Figure data in JSON:
########

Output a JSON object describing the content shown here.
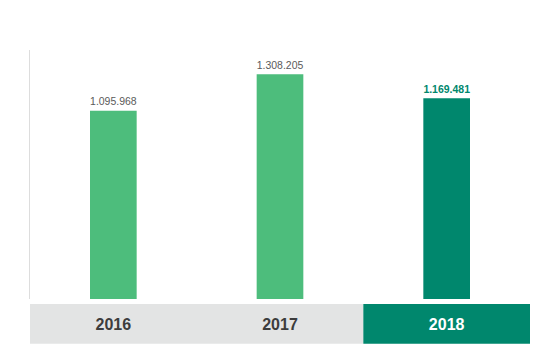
{
  "chart_data": {
    "type": "bar",
    "categories": [
      "2016",
      "2017",
      "2018"
    ],
    "values": [
      1095968,
      1308205,
      1169481
    ],
    "value_labels": [
      "1.095.968",
      "1.308.205",
      "1.169.481"
    ],
    "colors": [
      "#4dbd7c",
      "#4dbd7c",
      "#00876d"
    ],
    "ylim": [
      0,
      1450000
    ],
    "data_labels": true,
    "tick_labels": "x",
    "grid": false
  }
}
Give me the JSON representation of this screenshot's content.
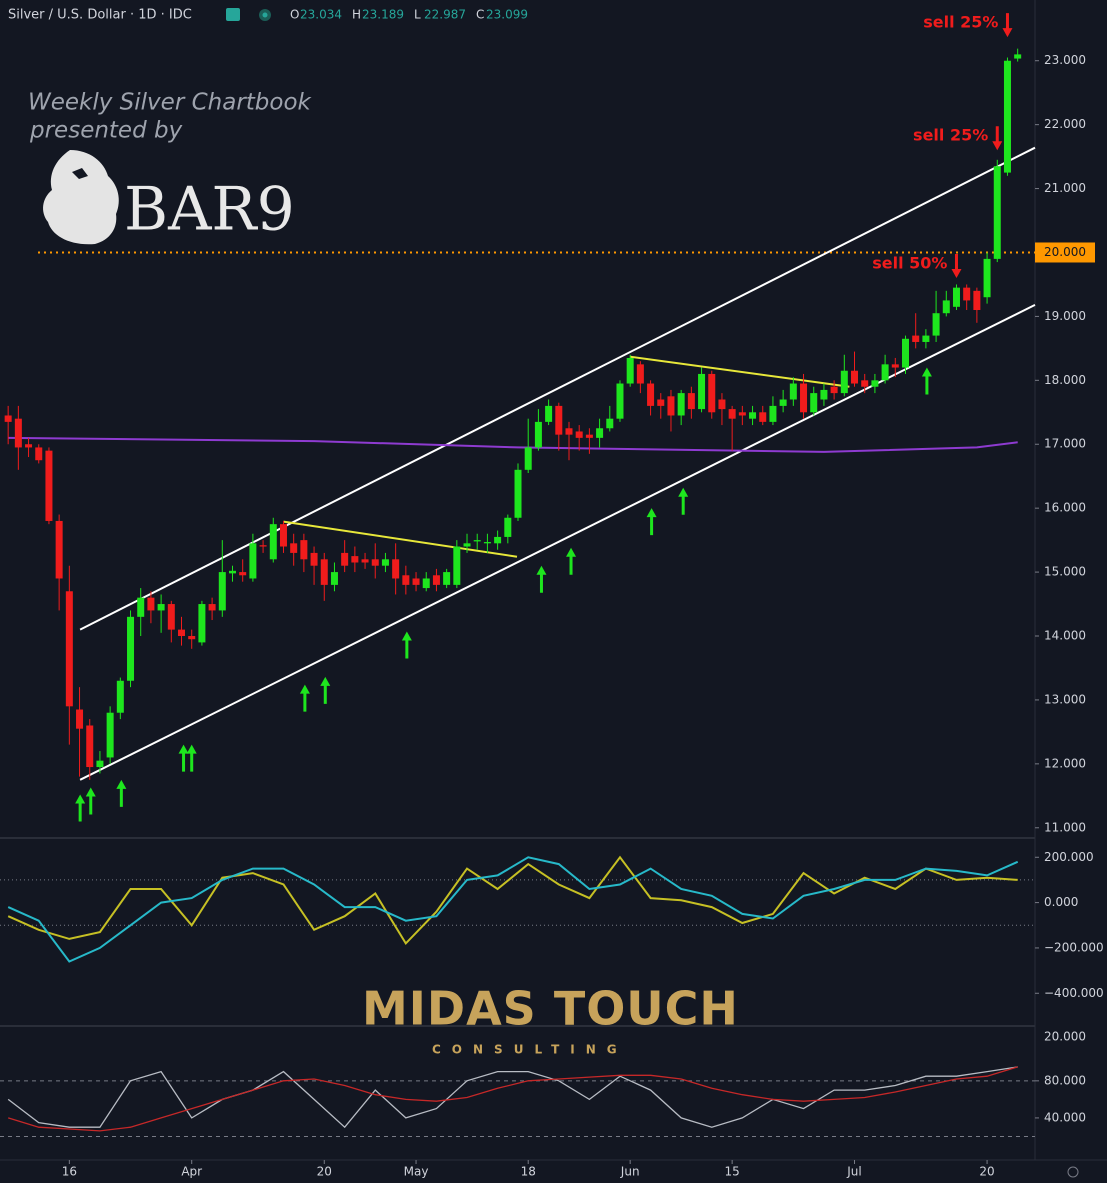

########

- _Task details_
Make an exact copy of the records shown above, without the pictures.

- _Result of the task_
Output a JSON object describing the content shown here.
{
  "chart_data": {
    "type": "bar",
    "categories": [
      "2016",
      "2017",
      "2018"
    ],
    "values": [
      1095968,
      1308205,
      1169481
    ],
    "value_labels": [
      "1.095.968",
      "1.308.205",
      "1.169.481"
    ],
    "colors": [
      "#4dbd7c",
      "#4dbd7c",
      "#00876d"
    ],
    "ylim": [
      0,
      1450000
    ],
    "data_labels": true,
    "tick_labels": "x",
    "grid": false
  }
}
Give me the JSON representation of this screenshot's content.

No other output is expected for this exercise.